Look through the material and tally each line bearing the word "Harap". Give only the total.

start

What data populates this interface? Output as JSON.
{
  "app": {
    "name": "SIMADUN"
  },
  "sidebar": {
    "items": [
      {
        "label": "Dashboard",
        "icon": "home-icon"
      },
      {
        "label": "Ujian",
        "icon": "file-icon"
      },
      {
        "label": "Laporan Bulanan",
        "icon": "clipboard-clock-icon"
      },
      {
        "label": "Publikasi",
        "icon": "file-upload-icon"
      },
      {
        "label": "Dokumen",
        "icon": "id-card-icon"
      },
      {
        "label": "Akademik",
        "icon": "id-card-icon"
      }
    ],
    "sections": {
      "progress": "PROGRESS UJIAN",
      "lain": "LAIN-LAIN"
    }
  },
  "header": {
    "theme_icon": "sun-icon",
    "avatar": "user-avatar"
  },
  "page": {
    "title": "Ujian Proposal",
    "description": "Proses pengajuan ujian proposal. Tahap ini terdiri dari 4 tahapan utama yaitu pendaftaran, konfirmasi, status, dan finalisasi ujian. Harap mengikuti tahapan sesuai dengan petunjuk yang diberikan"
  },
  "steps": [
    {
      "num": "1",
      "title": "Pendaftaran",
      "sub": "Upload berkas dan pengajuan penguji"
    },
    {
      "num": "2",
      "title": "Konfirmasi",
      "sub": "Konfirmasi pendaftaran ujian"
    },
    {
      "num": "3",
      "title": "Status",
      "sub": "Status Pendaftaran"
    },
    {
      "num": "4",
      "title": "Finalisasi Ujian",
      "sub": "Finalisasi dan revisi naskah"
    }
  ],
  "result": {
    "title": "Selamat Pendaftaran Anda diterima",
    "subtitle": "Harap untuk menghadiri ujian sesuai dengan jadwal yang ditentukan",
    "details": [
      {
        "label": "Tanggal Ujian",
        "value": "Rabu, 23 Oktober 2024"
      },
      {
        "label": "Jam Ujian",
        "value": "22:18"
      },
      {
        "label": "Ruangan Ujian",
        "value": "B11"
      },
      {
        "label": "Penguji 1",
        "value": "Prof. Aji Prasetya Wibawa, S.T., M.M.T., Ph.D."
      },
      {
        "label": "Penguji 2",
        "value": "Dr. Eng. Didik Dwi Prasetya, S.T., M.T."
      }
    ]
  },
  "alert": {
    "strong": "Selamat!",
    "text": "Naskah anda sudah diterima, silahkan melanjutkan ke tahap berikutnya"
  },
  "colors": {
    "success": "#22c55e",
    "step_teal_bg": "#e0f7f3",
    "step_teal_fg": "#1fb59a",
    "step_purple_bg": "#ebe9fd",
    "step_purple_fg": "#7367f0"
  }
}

end

• WRITTEN SOLUTION: 2